# YOUR OBJECTIVE
Which lines make up the answer? Those from the line with "Patent image size: (969, 911)." through the end of the data; reproduce them exactly.

[Saved data entries]
^^^^^^^^^^^^^^^^
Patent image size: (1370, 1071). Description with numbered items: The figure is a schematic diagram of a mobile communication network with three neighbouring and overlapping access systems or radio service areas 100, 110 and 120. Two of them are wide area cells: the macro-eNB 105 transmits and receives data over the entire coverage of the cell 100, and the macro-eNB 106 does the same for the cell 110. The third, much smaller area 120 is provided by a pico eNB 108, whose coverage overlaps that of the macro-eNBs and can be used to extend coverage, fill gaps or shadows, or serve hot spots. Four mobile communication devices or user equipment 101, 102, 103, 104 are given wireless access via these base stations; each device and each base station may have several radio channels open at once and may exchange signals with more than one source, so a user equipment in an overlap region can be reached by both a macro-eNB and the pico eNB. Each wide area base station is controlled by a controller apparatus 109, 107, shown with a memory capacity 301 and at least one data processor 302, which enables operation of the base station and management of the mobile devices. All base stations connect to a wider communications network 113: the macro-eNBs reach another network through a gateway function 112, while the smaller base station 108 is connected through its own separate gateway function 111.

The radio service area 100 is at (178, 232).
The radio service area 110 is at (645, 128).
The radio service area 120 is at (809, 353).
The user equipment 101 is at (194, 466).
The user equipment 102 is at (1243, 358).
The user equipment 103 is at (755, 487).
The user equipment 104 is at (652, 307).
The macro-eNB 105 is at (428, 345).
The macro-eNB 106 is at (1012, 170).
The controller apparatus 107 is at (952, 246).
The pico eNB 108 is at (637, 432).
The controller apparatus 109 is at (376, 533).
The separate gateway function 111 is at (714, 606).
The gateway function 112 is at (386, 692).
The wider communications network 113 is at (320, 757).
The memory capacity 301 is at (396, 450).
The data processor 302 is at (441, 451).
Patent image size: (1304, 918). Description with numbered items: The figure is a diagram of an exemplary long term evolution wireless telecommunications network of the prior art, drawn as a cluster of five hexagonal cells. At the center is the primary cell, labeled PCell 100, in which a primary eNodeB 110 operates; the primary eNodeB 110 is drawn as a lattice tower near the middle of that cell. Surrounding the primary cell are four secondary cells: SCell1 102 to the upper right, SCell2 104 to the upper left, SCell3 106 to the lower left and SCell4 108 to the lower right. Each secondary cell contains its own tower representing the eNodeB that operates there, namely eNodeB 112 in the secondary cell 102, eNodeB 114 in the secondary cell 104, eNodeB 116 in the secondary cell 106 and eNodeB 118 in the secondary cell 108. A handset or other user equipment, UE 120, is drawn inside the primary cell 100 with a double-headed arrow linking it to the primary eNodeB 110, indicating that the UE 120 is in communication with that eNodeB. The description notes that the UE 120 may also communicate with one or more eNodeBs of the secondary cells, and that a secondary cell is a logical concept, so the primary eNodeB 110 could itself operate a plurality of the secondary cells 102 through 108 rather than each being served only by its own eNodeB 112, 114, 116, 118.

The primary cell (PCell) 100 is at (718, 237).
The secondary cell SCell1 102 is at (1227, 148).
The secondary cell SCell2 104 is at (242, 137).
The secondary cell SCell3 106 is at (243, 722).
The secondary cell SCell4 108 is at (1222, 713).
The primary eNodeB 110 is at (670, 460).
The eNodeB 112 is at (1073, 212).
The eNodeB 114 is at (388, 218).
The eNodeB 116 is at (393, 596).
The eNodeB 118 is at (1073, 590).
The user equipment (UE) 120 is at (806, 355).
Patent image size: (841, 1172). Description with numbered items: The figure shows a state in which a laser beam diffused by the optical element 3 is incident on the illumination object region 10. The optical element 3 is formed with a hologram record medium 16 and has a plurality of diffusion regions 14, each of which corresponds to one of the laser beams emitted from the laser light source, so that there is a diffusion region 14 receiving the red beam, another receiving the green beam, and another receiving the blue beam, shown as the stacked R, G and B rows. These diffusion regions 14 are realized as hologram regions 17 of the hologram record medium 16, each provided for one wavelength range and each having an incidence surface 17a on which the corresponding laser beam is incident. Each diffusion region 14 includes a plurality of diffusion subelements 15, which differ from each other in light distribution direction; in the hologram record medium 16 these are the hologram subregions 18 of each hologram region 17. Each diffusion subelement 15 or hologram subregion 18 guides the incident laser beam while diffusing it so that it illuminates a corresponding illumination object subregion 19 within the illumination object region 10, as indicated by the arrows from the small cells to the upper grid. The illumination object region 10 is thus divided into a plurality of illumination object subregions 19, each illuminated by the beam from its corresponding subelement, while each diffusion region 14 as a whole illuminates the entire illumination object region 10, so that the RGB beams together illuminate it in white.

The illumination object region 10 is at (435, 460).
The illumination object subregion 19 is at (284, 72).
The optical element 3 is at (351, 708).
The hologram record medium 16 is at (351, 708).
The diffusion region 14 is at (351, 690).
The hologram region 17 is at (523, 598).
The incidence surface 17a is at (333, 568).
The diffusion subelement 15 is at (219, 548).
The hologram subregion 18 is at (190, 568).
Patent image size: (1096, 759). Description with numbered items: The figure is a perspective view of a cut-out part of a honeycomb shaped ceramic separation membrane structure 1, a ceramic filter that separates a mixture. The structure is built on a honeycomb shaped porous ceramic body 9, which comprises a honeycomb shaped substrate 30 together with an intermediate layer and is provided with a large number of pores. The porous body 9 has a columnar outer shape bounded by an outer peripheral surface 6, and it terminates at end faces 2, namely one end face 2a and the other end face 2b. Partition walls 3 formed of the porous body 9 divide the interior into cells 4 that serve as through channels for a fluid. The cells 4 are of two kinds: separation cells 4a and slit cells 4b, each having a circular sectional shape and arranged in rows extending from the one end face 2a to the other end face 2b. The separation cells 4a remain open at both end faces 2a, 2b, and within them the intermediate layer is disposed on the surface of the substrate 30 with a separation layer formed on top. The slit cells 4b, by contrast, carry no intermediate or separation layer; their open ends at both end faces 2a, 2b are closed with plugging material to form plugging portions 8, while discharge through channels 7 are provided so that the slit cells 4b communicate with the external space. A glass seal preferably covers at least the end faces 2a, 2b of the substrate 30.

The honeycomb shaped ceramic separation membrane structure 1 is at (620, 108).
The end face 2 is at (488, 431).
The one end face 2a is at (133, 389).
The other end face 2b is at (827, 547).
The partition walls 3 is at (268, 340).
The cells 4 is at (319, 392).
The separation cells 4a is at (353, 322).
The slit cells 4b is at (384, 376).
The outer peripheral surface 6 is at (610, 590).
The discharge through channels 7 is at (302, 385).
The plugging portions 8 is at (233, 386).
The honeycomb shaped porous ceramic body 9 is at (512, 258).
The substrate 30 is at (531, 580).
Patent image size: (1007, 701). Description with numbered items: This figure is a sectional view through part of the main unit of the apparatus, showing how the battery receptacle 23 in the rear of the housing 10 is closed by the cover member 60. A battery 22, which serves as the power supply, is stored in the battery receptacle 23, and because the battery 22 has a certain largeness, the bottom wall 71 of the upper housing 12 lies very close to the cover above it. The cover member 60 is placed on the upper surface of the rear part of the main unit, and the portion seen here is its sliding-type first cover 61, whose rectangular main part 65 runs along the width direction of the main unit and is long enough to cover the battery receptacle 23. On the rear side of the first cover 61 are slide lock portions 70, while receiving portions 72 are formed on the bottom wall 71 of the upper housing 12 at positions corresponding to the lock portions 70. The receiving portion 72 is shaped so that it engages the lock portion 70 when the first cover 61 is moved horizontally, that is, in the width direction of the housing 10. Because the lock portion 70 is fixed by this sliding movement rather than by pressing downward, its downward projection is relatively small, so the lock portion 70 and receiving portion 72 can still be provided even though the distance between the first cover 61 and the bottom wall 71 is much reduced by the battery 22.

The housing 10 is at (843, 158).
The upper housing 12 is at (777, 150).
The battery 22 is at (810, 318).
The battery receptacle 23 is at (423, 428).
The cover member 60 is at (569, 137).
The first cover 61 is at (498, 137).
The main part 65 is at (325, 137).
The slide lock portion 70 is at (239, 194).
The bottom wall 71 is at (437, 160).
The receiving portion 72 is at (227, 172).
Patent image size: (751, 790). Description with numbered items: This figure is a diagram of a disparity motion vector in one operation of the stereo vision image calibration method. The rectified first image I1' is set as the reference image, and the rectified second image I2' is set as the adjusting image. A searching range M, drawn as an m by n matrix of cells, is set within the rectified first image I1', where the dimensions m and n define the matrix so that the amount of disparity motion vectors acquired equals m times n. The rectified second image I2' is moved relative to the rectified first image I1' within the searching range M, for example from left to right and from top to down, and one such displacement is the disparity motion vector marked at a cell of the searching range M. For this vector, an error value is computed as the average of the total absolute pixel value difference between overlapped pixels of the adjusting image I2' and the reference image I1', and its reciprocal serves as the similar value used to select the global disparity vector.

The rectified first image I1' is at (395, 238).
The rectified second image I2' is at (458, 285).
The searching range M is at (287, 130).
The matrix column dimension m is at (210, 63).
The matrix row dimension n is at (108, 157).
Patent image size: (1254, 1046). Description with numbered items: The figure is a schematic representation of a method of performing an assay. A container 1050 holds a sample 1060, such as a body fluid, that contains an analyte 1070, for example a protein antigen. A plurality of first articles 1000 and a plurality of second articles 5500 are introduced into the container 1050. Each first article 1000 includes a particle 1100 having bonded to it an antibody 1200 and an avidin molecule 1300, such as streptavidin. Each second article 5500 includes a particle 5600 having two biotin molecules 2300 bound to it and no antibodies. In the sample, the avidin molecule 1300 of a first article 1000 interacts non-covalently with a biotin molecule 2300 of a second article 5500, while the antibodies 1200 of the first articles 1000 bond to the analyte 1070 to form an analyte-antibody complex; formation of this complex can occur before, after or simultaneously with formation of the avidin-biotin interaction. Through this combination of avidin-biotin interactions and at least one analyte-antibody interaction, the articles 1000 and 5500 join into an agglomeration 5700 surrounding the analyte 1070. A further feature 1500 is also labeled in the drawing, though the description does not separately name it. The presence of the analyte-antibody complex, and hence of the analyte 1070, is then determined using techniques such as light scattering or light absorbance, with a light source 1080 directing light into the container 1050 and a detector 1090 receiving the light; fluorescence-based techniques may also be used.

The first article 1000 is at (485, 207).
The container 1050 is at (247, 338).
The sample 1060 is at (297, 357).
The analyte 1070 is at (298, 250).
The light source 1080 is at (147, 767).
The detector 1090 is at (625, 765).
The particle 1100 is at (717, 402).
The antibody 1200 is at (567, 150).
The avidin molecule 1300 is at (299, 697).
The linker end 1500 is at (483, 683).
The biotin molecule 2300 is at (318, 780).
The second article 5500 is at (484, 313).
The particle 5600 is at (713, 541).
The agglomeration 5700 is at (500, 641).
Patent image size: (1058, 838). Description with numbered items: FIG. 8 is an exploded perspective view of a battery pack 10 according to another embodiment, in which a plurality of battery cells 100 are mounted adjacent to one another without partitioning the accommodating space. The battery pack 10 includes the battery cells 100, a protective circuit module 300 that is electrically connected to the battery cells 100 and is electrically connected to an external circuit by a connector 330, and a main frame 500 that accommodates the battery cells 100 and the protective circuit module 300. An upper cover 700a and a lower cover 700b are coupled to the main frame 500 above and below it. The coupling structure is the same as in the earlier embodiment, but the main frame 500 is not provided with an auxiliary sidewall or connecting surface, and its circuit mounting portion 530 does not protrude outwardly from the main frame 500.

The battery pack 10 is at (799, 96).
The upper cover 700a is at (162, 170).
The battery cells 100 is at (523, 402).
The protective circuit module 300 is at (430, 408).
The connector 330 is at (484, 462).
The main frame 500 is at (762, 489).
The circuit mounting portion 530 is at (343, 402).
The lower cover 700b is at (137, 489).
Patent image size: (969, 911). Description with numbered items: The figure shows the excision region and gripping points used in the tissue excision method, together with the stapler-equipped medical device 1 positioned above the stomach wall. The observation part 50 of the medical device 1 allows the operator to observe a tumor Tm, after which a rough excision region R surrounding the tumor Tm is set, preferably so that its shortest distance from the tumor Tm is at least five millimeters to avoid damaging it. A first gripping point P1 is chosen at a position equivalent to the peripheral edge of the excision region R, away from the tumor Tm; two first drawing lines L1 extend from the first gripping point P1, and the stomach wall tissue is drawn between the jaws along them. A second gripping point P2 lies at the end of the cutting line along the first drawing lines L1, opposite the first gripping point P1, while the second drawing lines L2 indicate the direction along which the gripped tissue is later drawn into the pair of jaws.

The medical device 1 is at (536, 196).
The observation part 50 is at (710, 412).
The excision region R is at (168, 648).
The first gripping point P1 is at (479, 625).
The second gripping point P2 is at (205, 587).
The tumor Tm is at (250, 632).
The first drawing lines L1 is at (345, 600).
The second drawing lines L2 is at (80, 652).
^^^^^^^^^^^^^^^^
# SOLVED PROBLEM
Patent image size: (969, 911). Description with numbered items: The figure shows the excision region and gripping points used in the tissue excision method, together with the stapler-equipped medical device 1 positioned above the stomach wall. The observation part 50 of the medical device 1 allows the operator to observe a tumor Tm, after which a rough excision region R surrounding the tumor Tm is set, preferably so that its shortest distance from the tumor Tm is at least five millimeters to avoid damaging it. A first gripping point P1 is chosen at a position equivalent to the peripheral edge of the excision region R, away from the tumor Tm; two first drawing lines L1 extend from the first gripping point P1, and the stomach wall tissue is drawn between the jaws along them. A second gripping point P2 lies at the end of the cutting line along the first drawing lines L1, opposite the first gripping point P1, while the second drawing lines L2 indicate the direction along which the gripped tissue is later drawn into the pair of jaws.

The medical device 1 is at (536, 196).
The observation part 50 is at (710, 412).
The excision region R is at (168, 648).
The first gripping point P1 is at (479, 625).
The second gripping point P2 is at (205, 587).
The tumor Tm is at (250, 632).
The first drawing lines L1 is at (345, 600).
The second drawing lines L2 is at (80, 652).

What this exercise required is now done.